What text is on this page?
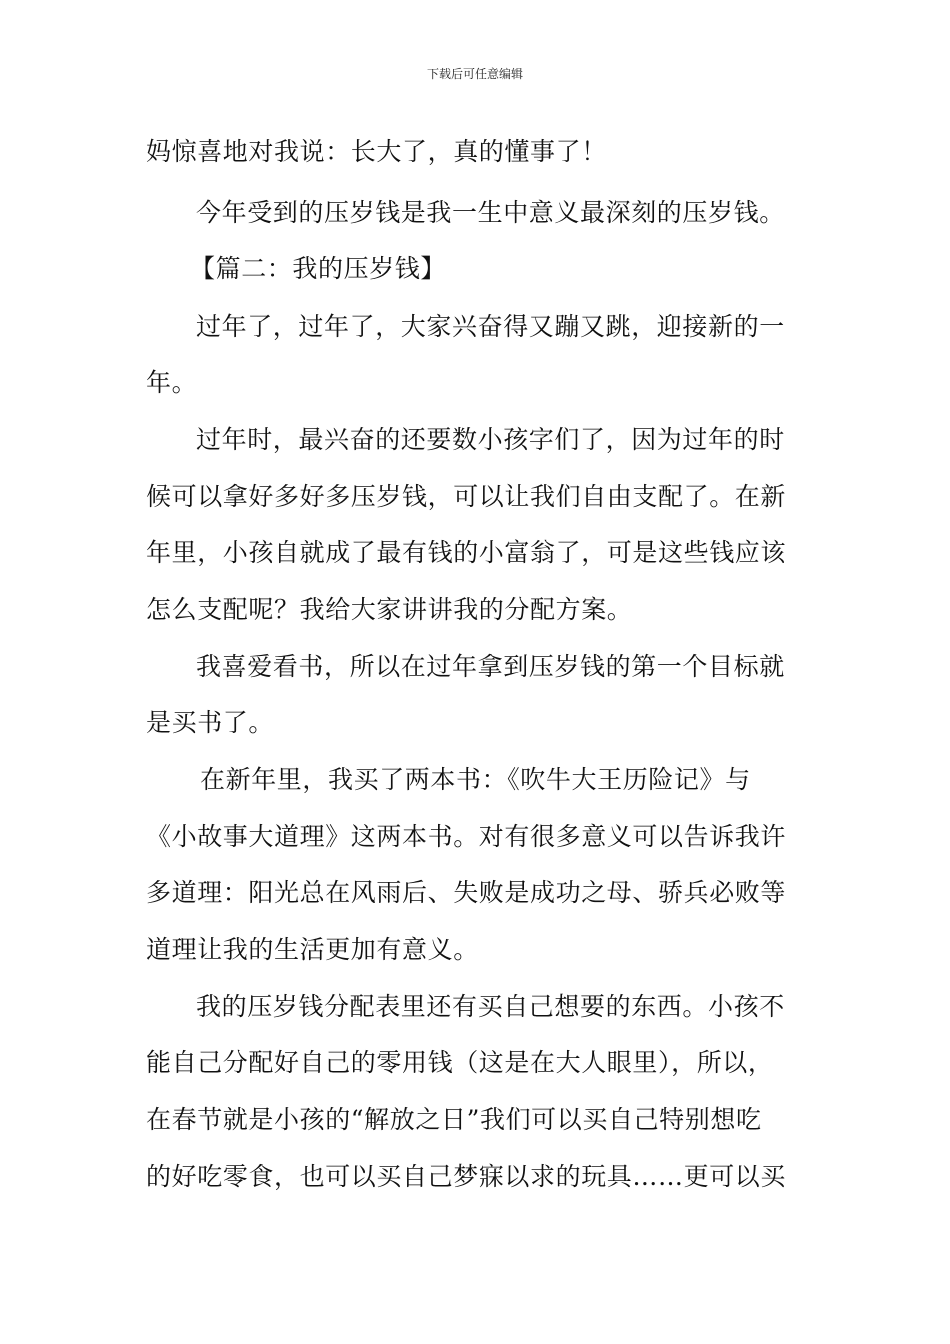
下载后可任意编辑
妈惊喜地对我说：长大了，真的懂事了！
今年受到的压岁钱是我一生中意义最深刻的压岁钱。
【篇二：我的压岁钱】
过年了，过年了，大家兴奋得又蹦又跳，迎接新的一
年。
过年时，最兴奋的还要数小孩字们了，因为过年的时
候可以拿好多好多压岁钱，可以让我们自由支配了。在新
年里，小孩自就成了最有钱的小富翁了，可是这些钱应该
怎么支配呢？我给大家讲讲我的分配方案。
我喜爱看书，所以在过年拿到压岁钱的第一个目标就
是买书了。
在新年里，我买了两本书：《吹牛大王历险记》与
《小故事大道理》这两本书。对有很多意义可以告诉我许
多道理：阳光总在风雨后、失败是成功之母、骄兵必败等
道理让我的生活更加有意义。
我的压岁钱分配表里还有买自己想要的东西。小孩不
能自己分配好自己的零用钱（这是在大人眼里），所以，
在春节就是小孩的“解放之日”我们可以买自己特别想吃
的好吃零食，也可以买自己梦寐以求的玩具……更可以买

● ● ● ●

Goal> Copy the records exactly. Skip the pictures.

Output below>
What text is on this page?
下载后可任意编辑
妈惊喜地对我说：长大了，真的懂事了！
今年受到的压岁钱是我一生中意义最深刻的压岁钱。
【篇二：我的压岁钱】
过年了，过年了，大家兴奋得又蹦又跳，迎接新的一
年。
过年时，最兴奋的还要数小孩字们了，因为过年的时
候可以拿好多好多压岁钱，可以让我们自由支配了。在新
年里，小孩自就成了最有钱的小富翁了，可是这些钱应该
怎么支配呢？我给大家讲讲我的分配方案。
我喜爱看书，所以在过年拿到压岁钱的第一个目标就
是买书了。
在新年里，我买了两本书：《吹牛大王历险记》与
《小故事大道理》这两本书。对有很多意义可以告诉我许
多道理：阳光总在风雨后、失败是成功之母、骄兵必败等
道理让我的生活更加有意义。
我的压岁钱分配表里还有买自己想要的东西。小孩不
能自己分配好自己的零用钱（这是在大人眼里），所以，
在春节就是小孩的“解放之日”我们可以买自己特别想吃
的好吃零食，也可以买自己梦寐以求的玩具……更可以买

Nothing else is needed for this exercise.